*Task goal*
Reproduce the listing word for word. Skip any image.

* begin *

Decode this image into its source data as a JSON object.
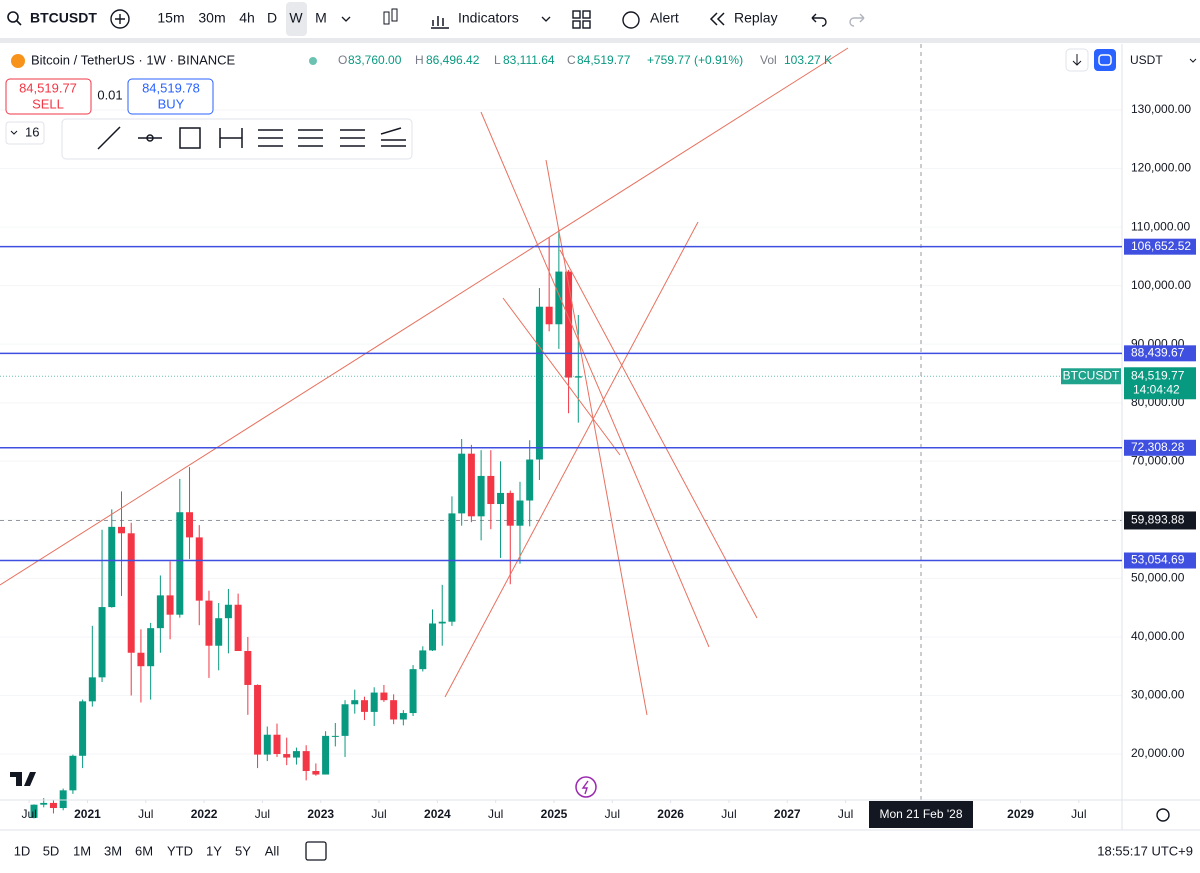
{
  "toolbar": {
    "symbol": "BTCUSDT",
    "intervals": [
      "15m",
      "30m",
      "4h",
      "D",
      "W",
      "M"
    ],
    "indicators": "Indicators",
    "alert": "Alert",
    "replay": "Replay"
  },
  "legend": {
    "title": "Bitcoin / TetherUS · 1W · BINANCE",
    "open_label": "O",
    "open": "83,760.00",
    "high_label": "H",
    "high": "86,496.42",
    "low_label": "L",
    "low": "83,111.64",
    "close_label": "C",
    "close": "84,519.77",
    "change": "+759.77 (+0.91%)",
    "vol_label": "Vol",
    "vol": "103.27 K"
  },
  "trade": {
    "sell_price": "84,519.77",
    "sell": "SELL",
    "spread": "0.01",
    "buy_price": "84,519.78",
    "buy": "BUY"
  },
  "drawing_toolbar": {
    "count": "16"
  },
  "chart_data": {
    "type": "candlestick",
    "currency": "USDT",
    "x": [
      "2020-07",
      "2020-08",
      "2020-09",
      "2020-10",
      "2020-11",
      "2020-12",
      "2021-01",
      "2021-02",
      "2021-03",
      "2021-04",
      "2021-05",
      "2021-06",
      "2021-07",
      "2021-08",
      "2021-09",
      "2021-10",
      "2021-11",
      "2021-12",
      "2022-01",
      "2022-02",
      "2022-03",
      "2022-04",
      "2022-05",
      "2022-06",
      "2022-07",
      "2022-08",
      "2022-09",
      "2022-10",
      "2022-11",
      "2022-12",
      "2023-01",
      "2023-02",
      "2023-03",
      "2023-04",
      "2023-05",
      "2023-06",
      "2023-07",
      "2023-08",
      "2023-09",
      "2023-10",
      "2023-11",
      "2023-12",
      "2024-01",
      "2024-02",
      "2024-03",
      "2024-04",
      "2024-05",
      "2024-06",
      "2024-07",
      "2024-08",
      "2024-09",
      "2024-10",
      "2024-11",
      "2024-12",
      "2025-01",
      "2025-02",
      "2025-03"
    ],
    "ohlc": [
      [
        9100,
        11400,
        9000,
        11350
      ],
      [
        11350,
        12470,
        10900,
        11650
      ],
      [
        11650,
        12090,
        9850,
        10780
      ],
      [
        10780,
        14100,
        10400,
        13800
      ],
      [
        13800,
        19900,
        13200,
        19700
      ],
      [
        19700,
        29300,
        17600,
        29000
      ],
      [
        29000,
        41900,
        28100,
        33100
      ],
      [
        33100,
        58300,
        32300,
        45100
      ],
      [
        45100,
        61800,
        45000,
        58800
      ],
      [
        58800,
        64850,
        47000,
        57700
      ],
      [
        57700,
        59500,
        30000,
        37300
      ],
      [
        37300,
        41300,
        28800,
        35000
      ],
      [
        35000,
        42400,
        29300,
        41500
      ],
      [
        41500,
        50500,
        37300,
        47100
      ],
      [
        47100,
        52900,
        39600,
        43800
      ],
      [
        43800,
        67000,
        43300,
        61300
      ],
      [
        61300,
        69000,
        53300,
        57000
      ],
      [
        57000,
        59100,
        42000,
        46200
      ],
      [
        46200,
        47900,
        33000,
        38500
      ],
      [
        38500,
        45800,
        34300,
        43200
      ],
      [
        43200,
        48200,
        37200,
        45500
      ],
      [
        45500,
        47400,
        37600,
        37600
      ],
      [
        37600,
        40000,
        26700,
        31800
      ],
      [
        31800,
        31900,
        17600,
        19900
      ],
      [
        19900,
        24700,
        18800,
        23300
      ],
      [
        23300,
        25200,
        19500,
        20000
      ],
      [
        20000,
        22800,
        18100,
        19400
      ],
      [
        19400,
        21100,
        18200,
        20500
      ],
      [
        20500,
        21500,
        15500,
        17100
      ],
      [
        17100,
        18400,
        16300,
        16500
      ],
      [
        16500,
        23900,
        16500,
        23100
      ],
      [
        23100,
        25300,
        21300,
        23100
      ],
      [
        23100,
        29200,
        19500,
        28500
      ],
      [
        28500,
        31000,
        26900,
        29200
      ],
      [
        29200,
        29800,
        25800,
        27200
      ],
      [
        27200,
        31400,
        24800,
        30500
      ],
      [
        30500,
        31800,
        28900,
        29200
      ],
      [
        29200,
        30200,
        25100,
        25900
      ],
      [
        25900,
        27500,
        24900,
        27000
      ],
      [
        27000,
        35200,
        26500,
        34500
      ],
      [
        34500,
        38400,
        34100,
        37700
      ],
      [
        37700,
        44700,
        37600,
        42300
      ],
      [
        42300,
        48900,
        38500,
        42600
      ],
      [
        42600,
        64000,
        41900,
        61100
      ],
      [
        61100,
        73800,
        59000,
        71300
      ],
      [
        71300,
        72800,
        59600,
        60600
      ],
      [
        60600,
        71900,
        56500,
        67500
      ],
      [
        67500,
        71900,
        58400,
        62700
      ],
      [
        62700,
        70000,
        53500,
        64600
      ],
      [
        64600,
        65000,
        49000,
        59000
      ],
      [
        59000,
        66500,
        52500,
        63300
      ],
      [
        63300,
        73600,
        58900,
        70300
      ],
      [
        70300,
        99600,
        66800,
        96400
      ],
      [
        96400,
        108300,
        92200,
        93400
      ],
      [
        93400,
        109600,
        89200,
        102400
      ],
      [
        102400,
        102700,
        78200,
        84300
      ],
      [
        84300,
        95000,
        76600,
        84520
      ]
    ],
    "up_color": "#089981",
    "down_color": "#f23645",
    "ylim": [
      12150,
      141270
    ],
    "yticks": [
      {
        "value": 130000,
        "label": "130,000.00"
      },
      {
        "value": 120000,
        "label": "120,000.00"
      },
      {
        "value": 110000,
        "label": "110,000.00"
      },
      {
        "value": 100000,
        "label": "100,000.00"
      },
      {
        "value": 90000,
        "label": "90,000.00"
      },
      {
        "value": 80000,
        "label": "80,000.00"
      },
      {
        "value": 70000,
        "label": "70,000.00"
      },
      {
        "value": 60000,
        "label": "60,000.00"
      },
      {
        "value": 50000,
        "label": "50,000.00"
      },
      {
        "value": 40000,
        "label": "40,000.00"
      },
      {
        "value": 30000,
        "label": "30,000.00"
      },
      {
        "value": 20000,
        "label": "20,000.00"
      }
    ],
    "xlim": [
      2020.25,
      2029.87
    ],
    "xticks": [
      {
        "value": 2020.5,
        "label": "Jul"
      },
      2021,
      {
        "value": 2021.5,
        "label": "Jul"
      },
      2022,
      {
        "value": 2022.5,
        "label": "Jul"
      },
      2023,
      {
        "value": 2023.5,
        "label": "Jul"
      },
      2024,
      {
        "value": 2024.5,
        "label": "Jul"
      },
      2025,
      {
        "value": 2025.5,
        "label": "Jul"
      },
      2026,
      {
        "value": 2026.5,
        "label": "Jul"
      },
      2027,
      {
        "value": 2027.5,
        "label": "Jul"
      },
      2029,
      {
        "value": 2029.5,
        "label": "Jul"
      }
    ],
    "levels": [
      {
        "value": 106652.52,
        "label": "106,652.52"
      },
      {
        "value": 88439.67,
        "label": "88,439.67"
      },
      {
        "value": 72308.28,
        "label": "72,308.28"
      },
      {
        "value": 53054.69,
        "label": "53,054.69"
      }
    ],
    "level_color": "#3f4fe0",
    "last_price": {
      "value": 84519.77,
      "label": "84,519.77"
    },
    "last_symbol": "BTCUSDT",
    "countdown": "14:04:42",
    "crosshair": {
      "value": 59893.88,
      "label": "59,893.88"
    },
    "crosshair_date": "Mon 21 Feb '28"
  },
  "bottom_bar": {
    "ranges": [
      "1D",
      "5D",
      "1M",
      "3M",
      "6M",
      "YTD",
      "1Y",
      "5Y",
      "All"
    ],
    "clock": "18:55:17 UTC+9"
  }
}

* end *

*Exercise output*
Decode this image into its source data as a JSON object.
{
  "toolbar": {
    "symbol": "BTCUSDT",
    "intervals": [
      "15m",
      "30m",
      "4h",
      "D",
      "W",
      "M"
    ],
    "indicators": "Indicators",
    "alert": "Alert",
    "replay": "Replay"
  },
  "legend": {
    "title": "Bitcoin / TetherUS · 1W · BINANCE",
    "open_label": "O",
    "open": "83,760.00",
    "high_label": "H",
    "high": "86,496.42",
    "low_label": "L",
    "low": "83,111.64",
    "close_label": "C",
    "close": "84,519.77",
    "change": "+759.77 (+0.91%)",
    "vol_label": "Vol",
    "vol": "103.27 K"
  },
  "trade": {
    "sell_price": "84,519.77",
    "sell": "SELL",
    "spread": "0.01",
    "buy_price": "84,519.78",
    "buy": "BUY"
  },
  "drawing_toolbar": {
    "count": "16"
  },
  "chart_data": {
    "type": "candlestick",
    "currency": "USDT",
    "x": [
      "2020-07",
      "2020-08",
      "2020-09",
      "2020-10",
      "2020-11",
      "2020-12",
      "2021-01",
      "2021-02",
      "2021-03",
      "2021-04",
      "2021-05",
      "2021-06",
      "2021-07",
      "2021-08",
      "2021-09",
      "2021-10",
      "2021-11",
      "2021-12",
      "2022-01",
      "2022-02",
      "2022-03",
      "2022-04",
      "2022-05",
      "2022-06",
      "2022-07",
      "2022-08",
      "2022-09",
      "2022-10",
      "2022-11",
      "2022-12",
      "2023-01",
      "2023-02",
      "2023-03",
      "2023-04",
      "2023-05",
      "2023-06",
      "2023-07",
      "2023-08",
      "2023-09",
      "2023-10",
      "2023-11",
      "2023-12",
      "2024-01",
      "2024-02",
      "2024-03",
      "2024-04",
      "2024-05",
      "2024-06",
      "2024-07",
      "2024-08",
      "2024-09",
      "2024-10",
      "2024-11",
      "2024-12",
      "2025-01",
      "2025-02",
      "2025-03"
    ],
    "ohlc": [
      [
        9100,
        11400,
        9000,
        11350
      ],
      [
        11350,
        12470,
        10900,
        11650
      ],
      [
        11650,
        12090,
        9850,
        10780
      ],
      [
        10780,
        14100,
        10400,
        13800
      ],
      [
        13800,
        19900,
        13200,
        19700
      ],
      [
        19700,
        29300,
        17600,
        29000
      ],
      [
        29000,
        41900,
        28100,
        33100
      ],
      [
        33100,
        58300,
        32300,
        45100
      ],
      [
        45100,
        61800,
        45000,
        58800
      ],
      [
        58800,
        64850,
        47000,
        57700
      ],
      [
        57700,
        59500,
        30000,
        37300
      ],
      [
        37300,
        41300,
        28800,
        35000
      ],
      [
        35000,
        42400,
        29300,
        41500
      ],
      [
        41500,
        50500,
        37300,
        47100
      ],
      [
        47100,
        52900,
        39600,
        43800
      ],
      [
        43800,
        67000,
        43300,
        61300
      ],
      [
        61300,
        69000,
        53300,
        57000
      ],
      [
        57000,
        59100,
        42000,
        46200
      ],
      [
        46200,
        47900,
        33000,
        38500
      ],
      [
        38500,
        45800,
        34300,
        43200
      ],
      [
        43200,
        48200,
        37200,
        45500
      ],
      [
        45500,
        47400,
        37600,
        37600
      ],
      [
        37600,
        40000,
        26700,
        31800
      ],
      [
        31800,
        31900,
        17600,
        19900
      ],
      [
        19900,
        24700,
        18800,
        23300
      ],
      [
        23300,
        25200,
        19500,
        20000
      ],
      [
        20000,
        22800,
        18100,
        19400
      ],
      [
        19400,
        21100,
        18200,
        20500
      ],
      [
        20500,
        21500,
        15500,
        17100
      ],
      [
        17100,
        18400,
        16300,
        16500
      ],
      [
        16500,
        23900,
        16500,
        23100
      ],
      [
        23100,
        25300,
        21300,
        23100
      ],
      [
        23100,
        29200,
        19500,
        28500
      ],
      [
        28500,
        31000,
        26900,
        29200
      ],
      [
        29200,
        29800,
        25800,
        27200
      ],
      [
        27200,
        31400,
        24800,
        30500
      ],
      [
        30500,
        31800,
        28900,
        29200
      ],
      [
        29200,
        30200,
        25100,
        25900
      ],
      [
        25900,
        27500,
        24900,
        27000
      ],
      [
        27000,
        35200,
        26500,
        34500
      ],
      [
        34500,
        38400,
        34100,
        37700
      ],
      [
        37700,
        44700,
        37600,
        42300
      ],
      [
        42300,
        48900,
        38500,
        42600
      ],
      [
        42600,
        64000,
        41900,
        61100
      ],
      [
        61100,
        73800,
        59000,
        71300
      ],
      [
        71300,
        72800,
        59600,
        60600
      ],
      [
        60600,
        71900,
        56500,
        67500
      ],
      [
        67500,
        71900,
        58400,
        62700
      ],
      [
        62700,
        70000,
        53500,
        64600
      ],
      [
        64600,
        65000,
        49000,
        59000
      ],
      [
        59000,
        66500,
        52500,
        63300
      ],
      [
        63300,
        73600,
        58900,
        70300
      ],
      [
        70300,
        99600,
        66800,
        96400
      ],
      [
        96400,
        108300,
        92200,
        93400
      ],
      [
        93400,
        109600,
        89200,
        102400
      ],
      [
        102400,
        102700,
        78200,
        84300
      ],
      [
        84300,
        95000,
        76600,
        84520
      ]
    ],
    "up_color": "#089981",
    "down_color": "#f23645",
    "ylim": [
      12150,
      141270
    ],
    "yticks": [
      {
        "value": 130000,
        "label": "130,000.00"
      },
      {
        "value": 120000,
        "label": "120,000.00"
      },
      {
        "value": 110000,
        "label": "110,000.00"
      },
      {
        "value": 100000,
        "label": "100,000.00"
      },
      {
        "value": 90000,
        "label": "90,000.00"
      },
      {
        "value": 80000,
        "label": "80,000.00"
      },
      {
        "value": 70000,
        "label": "70,000.00"
      },
      {
        "value": 60000,
        "label": "60,000.00"
      },
      {
        "value": 50000,
        "label": "50,000.00"
      },
      {
        "value": 40000,
        "label": "40,000.00"
      },
      {
        "value": 30000,
        "label": "30,000.00"
      },
      {
        "value": 20000,
        "label": "20,000.00"
      }
    ],
    "xlim": [
      2020.25,
      2029.87
    ],
    "xticks": [
      {
        "value": 2020.5,
        "label": "Jul"
      },
      2021,
      {
        "value": 2021.5,
        "label": "Jul"
      },
      2022,
      {
        "value": 2022.5,
        "label": "Jul"
      },
      2023,
      {
        "value": 2023.5,
        "label": "Jul"
      },
      2024,
      {
        "value": 2024.5,
        "label": "Jul"
      },
      2025,
      {
        "value": 2025.5,
        "label": "Jul"
      },
      2026,
      {
        "value": 2026.5,
        "label": "Jul"
      },
      2027,
      {
        "value": 2027.5,
        "label": "Jul"
      },
      2029,
      {
        "value": 2029.5,
        "label": "Jul"
      }
    ],
    "levels": [
      {
        "value": 106652.52,
        "label": "106,652.52"
      },
      {
        "value": 88439.67,
        "label": "88,439.67"
      },
      {
        "value": 72308.28,
        "label": "72,308.28"
      },
      {
        "value": 53054.69,
        "label": "53,054.69"
      }
    ],
    "level_color": "#3f4fe0",
    "last_price": {
      "value": 84519.77,
      "label": "84,519.77"
    },
    "last_symbol": "BTCUSDT",
    "countdown": "14:04:42",
    "crosshair": {
      "value": 59893.88,
      "label": "59,893.88"
    },
    "crosshair_date": "Mon 21 Feb '28"
  },
  "bottom_bar": {
    "ranges": [
      "1D",
      "5D",
      "1M",
      "3M",
      "6M",
      "YTD",
      "1Y",
      "5Y",
      "All"
    ],
    "clock": "18:55:17 UTC+9"
  }
}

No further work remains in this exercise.